# Given information

━━━━━━━━━━

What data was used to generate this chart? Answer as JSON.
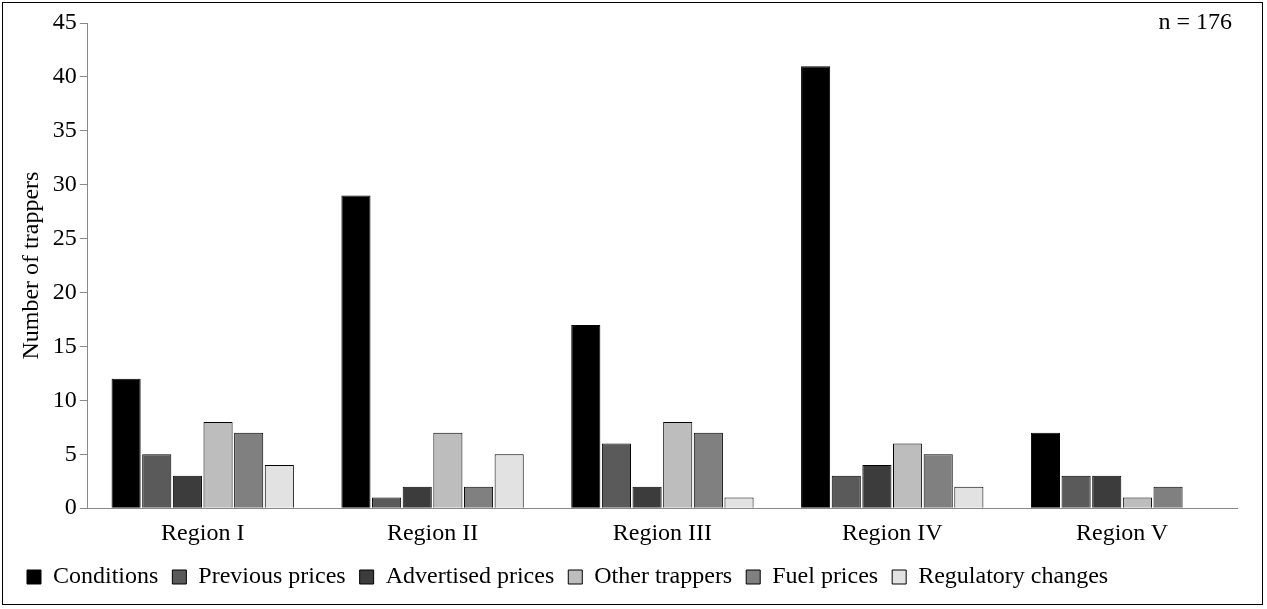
{
  "chart_data": {
    "type": "bar",
    "ylabel": "Number of trappers",
    "categories": [
      "Region I",
      "Region II",
      "Region III",
      "Region IV",
      "Region V"
    ],
    "series": [
      {
        "name": "Conditions",
        "color": "#000000",
        "values": [
          12,
          29,
          17,
          41,
          7
        ]
      },
      {
        "name": "Previous prices",
        "color": "#5a5a5a",
        "values": [
          5,
          1,
          6,
          3,
          3
        ]
      },
      {
        "name": "Advertised prices",
        "color": "#3c3c3c",
        "values": [
          3,
          2,
          2,
          4,
          3
        ]
      },
      {
        "name": "Other trappers",
        "color": "#bdbdbd",
        "values": [
          8,
          7,
          8,
          6,
          1
        ]
      },
      {
        "name": "Fuel prices",
        "color": "#808080",
        "values": [
          7,
          2,
          7,
          5,
          2
        ]
      },
      {
        "name": "Regulatory changes",
        "color": "#e2e2e2",
        "values": [
          4,
          5,
          1,
          2,
          0
        ]
      }
    ],
    "ylim": [
      0,
      45
    ],
    "yticks": [
      0,
      5,
      10,
      15,
      20,
      25,
      30,
      35,
      40,
      45
    ],
    "grid": false,
    "legend": "bottom",
    "annotations": [
      "n = 176"
    ]
  }
}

━━━━━━━━━━

# Task to carry out
Set every line down exactly as written, leaving each picture out.

# Solution below
What data was used to generate this chart? Answer as JSON.
{
  "chart_data": {
    "type": "bar",
    "ylabel": "Number of trappers",
    "categories": [
      "Region I",
      "Region II",
      "Region III",
      "Region IV",
      "Region V"
    ],
    "series": [
      {
        "name": "Conditions",
        "color": "#000000",
        "values": [
          12,
          29,
          17,
          41,
          7
        ]
      },
      {
        "name": "Previous prices",
        "color": "#5a5a5a",
        "values": [
          5,
          1,
          6,
          3,
          3
        ]
      },
      {
        "name": "Advertised prices",
        "color": "#3c3c3c",
        "values": [
          3,
          2,
          2,
          4,
          3
        ]
      },
      {
        "name": "Other trappers",
        "color": "#bdbdbd",
        "values": [
          8,
          7,
          8,
          6,
          1
        ]
      },
      {
        "name": "Fuel prices",
        "color": "#808080",
        "values": [
          7,
          2,
          7,
          5,
          2
        ]
      },
      {
        "name": "Regulatory changes",
        "color": "#e2e2e2",
        "values": [
          4,
          5,
          1,
          2,
          0
        ]
      }
    ],
    "ylim": [
      0,
      45
    ],
    "yticks": [
      0,
      5,
      10,
      15,
      20,
      25,
      30,
      35,
      40,
      45
    ],
    "grid": false,
    "legend": "bottom",
    "annotations": [
      "n = 176"
    ]
  }
}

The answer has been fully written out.